------ Material provided

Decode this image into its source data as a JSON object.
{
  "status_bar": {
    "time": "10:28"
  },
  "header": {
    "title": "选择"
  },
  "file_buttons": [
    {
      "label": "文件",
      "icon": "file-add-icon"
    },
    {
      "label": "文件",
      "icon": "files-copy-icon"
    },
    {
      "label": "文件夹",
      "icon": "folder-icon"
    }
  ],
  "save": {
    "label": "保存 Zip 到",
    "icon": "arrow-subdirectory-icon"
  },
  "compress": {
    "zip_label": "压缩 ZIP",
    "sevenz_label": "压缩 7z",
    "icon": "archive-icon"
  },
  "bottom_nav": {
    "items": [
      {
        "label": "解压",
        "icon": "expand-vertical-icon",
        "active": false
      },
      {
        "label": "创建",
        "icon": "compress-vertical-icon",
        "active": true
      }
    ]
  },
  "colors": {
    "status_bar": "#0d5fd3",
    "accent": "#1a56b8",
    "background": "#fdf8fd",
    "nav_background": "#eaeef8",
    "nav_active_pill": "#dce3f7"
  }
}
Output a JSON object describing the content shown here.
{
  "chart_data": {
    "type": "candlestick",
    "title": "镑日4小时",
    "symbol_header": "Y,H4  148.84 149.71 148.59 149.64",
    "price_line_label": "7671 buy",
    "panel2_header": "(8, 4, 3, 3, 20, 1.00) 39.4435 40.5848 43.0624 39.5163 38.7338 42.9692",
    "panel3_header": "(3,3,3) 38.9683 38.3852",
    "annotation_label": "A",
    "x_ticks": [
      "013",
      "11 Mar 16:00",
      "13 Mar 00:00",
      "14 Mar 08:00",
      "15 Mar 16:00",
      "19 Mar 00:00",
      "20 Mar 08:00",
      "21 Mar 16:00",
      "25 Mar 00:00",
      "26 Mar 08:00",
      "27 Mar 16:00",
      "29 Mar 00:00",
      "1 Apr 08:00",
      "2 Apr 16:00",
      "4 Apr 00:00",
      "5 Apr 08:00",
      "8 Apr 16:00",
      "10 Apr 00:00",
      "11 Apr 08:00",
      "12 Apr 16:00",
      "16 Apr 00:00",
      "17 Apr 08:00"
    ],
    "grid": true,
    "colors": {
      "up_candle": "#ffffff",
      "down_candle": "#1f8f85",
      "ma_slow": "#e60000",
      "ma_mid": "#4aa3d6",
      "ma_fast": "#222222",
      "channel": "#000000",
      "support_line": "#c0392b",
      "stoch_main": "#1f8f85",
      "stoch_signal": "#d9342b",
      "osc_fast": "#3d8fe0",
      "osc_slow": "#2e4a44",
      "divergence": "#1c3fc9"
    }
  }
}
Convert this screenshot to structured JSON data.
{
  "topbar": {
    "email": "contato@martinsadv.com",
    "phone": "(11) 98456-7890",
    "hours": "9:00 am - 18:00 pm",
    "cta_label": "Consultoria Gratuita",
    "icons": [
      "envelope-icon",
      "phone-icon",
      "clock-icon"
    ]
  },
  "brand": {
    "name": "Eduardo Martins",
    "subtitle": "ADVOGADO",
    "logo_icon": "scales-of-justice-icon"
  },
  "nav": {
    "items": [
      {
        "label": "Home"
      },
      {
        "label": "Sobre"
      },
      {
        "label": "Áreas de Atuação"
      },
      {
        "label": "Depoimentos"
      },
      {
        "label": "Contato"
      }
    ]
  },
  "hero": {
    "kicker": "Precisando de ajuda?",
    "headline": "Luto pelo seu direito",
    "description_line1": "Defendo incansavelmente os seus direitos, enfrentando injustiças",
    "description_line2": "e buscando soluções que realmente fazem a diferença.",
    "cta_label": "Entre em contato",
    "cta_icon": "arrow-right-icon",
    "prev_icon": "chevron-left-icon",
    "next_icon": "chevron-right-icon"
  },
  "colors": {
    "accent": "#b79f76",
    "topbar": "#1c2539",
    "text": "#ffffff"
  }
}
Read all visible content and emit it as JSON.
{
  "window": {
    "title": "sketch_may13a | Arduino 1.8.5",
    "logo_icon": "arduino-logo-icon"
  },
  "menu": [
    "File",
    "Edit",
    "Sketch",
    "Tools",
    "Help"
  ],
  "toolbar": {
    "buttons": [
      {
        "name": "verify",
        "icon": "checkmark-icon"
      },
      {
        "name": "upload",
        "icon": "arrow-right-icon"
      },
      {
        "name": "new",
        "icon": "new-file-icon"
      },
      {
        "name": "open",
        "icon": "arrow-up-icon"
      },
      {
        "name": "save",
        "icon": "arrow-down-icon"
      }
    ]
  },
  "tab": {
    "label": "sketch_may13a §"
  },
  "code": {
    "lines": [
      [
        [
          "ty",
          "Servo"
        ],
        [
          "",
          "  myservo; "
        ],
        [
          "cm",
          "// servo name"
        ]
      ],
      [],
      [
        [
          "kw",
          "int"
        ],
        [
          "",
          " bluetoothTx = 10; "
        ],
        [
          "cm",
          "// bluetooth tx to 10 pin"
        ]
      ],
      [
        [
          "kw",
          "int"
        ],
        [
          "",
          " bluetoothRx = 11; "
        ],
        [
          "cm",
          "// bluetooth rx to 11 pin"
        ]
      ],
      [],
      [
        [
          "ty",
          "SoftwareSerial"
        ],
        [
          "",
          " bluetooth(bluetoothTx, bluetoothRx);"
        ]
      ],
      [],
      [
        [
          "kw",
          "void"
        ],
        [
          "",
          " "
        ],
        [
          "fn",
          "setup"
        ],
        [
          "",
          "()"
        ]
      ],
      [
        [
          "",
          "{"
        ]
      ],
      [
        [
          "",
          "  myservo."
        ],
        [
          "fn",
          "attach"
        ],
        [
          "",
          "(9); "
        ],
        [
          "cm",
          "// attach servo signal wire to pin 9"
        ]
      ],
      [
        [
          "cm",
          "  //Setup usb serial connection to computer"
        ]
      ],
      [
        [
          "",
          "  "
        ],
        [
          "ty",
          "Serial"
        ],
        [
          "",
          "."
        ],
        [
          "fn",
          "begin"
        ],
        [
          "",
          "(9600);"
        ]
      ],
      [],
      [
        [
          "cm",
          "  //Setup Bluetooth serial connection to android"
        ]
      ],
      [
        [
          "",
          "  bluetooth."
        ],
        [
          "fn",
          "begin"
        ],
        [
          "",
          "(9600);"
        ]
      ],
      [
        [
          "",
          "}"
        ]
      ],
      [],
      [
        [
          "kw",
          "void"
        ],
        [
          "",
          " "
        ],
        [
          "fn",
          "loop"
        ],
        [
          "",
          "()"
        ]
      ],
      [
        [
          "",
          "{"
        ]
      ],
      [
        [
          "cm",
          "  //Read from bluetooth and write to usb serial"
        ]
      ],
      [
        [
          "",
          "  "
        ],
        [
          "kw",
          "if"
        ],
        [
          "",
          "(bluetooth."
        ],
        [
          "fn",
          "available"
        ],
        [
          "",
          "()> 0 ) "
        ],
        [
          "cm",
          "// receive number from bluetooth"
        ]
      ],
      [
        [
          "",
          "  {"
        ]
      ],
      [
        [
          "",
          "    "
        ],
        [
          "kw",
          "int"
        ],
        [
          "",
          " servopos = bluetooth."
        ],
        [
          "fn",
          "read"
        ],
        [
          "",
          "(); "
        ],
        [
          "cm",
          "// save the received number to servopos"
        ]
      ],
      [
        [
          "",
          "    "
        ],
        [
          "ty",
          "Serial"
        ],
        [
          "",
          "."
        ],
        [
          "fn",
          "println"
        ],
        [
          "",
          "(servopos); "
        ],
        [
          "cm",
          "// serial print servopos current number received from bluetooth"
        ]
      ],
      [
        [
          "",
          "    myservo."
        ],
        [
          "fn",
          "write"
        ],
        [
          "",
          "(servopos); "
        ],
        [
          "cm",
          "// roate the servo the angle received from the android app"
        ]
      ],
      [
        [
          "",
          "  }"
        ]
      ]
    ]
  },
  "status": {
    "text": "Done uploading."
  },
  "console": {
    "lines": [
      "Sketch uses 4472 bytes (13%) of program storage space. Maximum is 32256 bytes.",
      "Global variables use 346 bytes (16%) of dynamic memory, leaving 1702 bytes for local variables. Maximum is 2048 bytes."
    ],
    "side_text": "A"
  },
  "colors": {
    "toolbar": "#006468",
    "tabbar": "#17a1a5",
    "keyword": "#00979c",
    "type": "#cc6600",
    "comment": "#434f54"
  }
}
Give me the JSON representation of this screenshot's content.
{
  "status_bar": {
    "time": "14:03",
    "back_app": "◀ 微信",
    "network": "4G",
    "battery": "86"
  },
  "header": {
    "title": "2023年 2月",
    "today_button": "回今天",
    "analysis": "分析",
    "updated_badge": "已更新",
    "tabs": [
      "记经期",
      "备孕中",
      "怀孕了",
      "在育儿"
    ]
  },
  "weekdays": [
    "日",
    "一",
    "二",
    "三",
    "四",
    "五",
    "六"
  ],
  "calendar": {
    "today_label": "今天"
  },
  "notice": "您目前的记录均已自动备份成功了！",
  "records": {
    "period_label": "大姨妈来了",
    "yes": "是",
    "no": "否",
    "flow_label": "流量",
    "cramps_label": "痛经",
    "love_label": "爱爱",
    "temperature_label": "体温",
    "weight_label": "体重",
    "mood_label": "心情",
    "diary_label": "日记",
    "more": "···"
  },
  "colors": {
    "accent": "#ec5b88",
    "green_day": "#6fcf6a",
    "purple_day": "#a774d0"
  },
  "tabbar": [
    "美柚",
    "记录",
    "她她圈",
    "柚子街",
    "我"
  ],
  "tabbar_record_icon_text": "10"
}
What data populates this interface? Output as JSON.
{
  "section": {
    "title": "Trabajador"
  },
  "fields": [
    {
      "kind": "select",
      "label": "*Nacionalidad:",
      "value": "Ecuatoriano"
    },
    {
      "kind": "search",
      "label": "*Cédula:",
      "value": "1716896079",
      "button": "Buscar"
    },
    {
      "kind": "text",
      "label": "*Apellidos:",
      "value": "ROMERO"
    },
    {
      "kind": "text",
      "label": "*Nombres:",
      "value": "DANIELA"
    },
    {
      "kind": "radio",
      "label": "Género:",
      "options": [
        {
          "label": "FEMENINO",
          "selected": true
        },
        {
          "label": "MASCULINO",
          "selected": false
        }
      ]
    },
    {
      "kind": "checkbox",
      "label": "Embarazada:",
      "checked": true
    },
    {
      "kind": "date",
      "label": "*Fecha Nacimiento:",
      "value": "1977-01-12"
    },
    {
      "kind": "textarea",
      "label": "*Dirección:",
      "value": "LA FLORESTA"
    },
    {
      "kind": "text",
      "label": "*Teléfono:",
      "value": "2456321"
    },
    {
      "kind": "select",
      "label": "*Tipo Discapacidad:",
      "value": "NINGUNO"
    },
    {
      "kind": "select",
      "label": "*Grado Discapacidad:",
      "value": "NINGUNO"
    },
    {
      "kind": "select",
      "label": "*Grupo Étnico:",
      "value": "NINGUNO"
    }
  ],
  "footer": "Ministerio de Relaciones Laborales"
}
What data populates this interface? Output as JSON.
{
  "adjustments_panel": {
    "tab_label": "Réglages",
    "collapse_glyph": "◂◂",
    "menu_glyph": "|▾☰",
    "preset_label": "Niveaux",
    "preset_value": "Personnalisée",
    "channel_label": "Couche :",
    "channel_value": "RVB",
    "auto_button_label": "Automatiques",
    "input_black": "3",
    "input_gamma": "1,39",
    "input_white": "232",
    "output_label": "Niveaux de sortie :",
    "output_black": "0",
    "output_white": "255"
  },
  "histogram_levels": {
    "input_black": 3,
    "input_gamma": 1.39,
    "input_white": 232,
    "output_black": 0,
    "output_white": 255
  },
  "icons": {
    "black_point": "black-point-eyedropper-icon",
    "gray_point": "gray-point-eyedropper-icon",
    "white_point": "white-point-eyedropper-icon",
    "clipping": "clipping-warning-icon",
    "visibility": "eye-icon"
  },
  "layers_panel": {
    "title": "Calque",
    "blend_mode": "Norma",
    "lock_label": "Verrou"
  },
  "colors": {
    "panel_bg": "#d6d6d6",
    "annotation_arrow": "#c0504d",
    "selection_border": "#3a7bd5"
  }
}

------------

• Required work:
Filter the data for the string "right" and copy every line that has it.

• Output for this task:
    "cta_icon": "arrow-right-icon",
    "next_icon": "chevron-right-icon"
        "icon": "arrow-right-icon"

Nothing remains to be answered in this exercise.